start RECORDED INFORMATION

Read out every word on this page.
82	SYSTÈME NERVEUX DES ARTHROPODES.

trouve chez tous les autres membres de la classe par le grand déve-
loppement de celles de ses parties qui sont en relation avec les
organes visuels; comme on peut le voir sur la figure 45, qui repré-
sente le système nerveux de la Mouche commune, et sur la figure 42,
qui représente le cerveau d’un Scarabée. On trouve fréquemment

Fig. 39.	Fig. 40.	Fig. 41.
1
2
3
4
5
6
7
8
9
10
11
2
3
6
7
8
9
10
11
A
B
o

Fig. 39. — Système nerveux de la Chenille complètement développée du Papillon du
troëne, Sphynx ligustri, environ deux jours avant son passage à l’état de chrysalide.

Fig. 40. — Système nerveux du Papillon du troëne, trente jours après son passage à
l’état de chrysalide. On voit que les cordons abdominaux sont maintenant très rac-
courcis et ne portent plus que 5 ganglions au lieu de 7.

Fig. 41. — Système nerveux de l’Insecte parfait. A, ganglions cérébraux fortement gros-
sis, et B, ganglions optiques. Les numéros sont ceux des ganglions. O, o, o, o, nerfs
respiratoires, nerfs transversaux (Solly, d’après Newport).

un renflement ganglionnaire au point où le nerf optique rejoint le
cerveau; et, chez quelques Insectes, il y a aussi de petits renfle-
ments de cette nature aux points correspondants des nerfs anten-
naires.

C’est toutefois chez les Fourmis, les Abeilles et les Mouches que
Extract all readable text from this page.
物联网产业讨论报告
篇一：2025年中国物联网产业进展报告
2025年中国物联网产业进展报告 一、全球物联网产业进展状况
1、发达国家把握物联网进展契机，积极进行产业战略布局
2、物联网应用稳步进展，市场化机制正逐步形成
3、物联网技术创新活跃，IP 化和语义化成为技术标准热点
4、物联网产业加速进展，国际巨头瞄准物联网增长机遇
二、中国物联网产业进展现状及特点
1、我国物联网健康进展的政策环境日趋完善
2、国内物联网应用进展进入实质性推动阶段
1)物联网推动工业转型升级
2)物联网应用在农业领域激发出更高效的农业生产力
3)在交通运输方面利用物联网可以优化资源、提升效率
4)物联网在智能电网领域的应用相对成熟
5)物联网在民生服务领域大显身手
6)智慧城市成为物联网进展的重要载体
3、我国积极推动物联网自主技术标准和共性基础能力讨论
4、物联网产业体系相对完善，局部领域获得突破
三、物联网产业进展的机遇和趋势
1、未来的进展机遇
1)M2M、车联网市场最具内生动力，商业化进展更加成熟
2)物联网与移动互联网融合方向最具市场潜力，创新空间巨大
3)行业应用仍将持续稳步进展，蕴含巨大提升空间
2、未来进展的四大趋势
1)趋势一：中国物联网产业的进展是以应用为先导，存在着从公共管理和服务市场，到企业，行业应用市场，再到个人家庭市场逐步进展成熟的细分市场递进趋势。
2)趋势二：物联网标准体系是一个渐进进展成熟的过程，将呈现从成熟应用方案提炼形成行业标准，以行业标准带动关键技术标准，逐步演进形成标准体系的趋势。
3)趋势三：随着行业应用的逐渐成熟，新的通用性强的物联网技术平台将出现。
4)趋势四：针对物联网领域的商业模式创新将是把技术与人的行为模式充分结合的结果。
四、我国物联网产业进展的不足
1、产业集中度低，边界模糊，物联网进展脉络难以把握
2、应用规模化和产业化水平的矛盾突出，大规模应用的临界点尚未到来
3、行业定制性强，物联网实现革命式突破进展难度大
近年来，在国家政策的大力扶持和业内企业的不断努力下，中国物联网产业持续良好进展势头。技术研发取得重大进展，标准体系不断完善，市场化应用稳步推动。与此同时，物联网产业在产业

end RECORDED INFORMATION

_AIM_. Find the word "troëne" in the entries, and copy every line it shows up in.

_COMPLETE ANSWER_.
troëne, Sphynx ligustri, environ deux jours avant son passage à l’état de chrysalide.
Fig. 40. — Système nerveux du Papillon du troëne, trente jours après son passage à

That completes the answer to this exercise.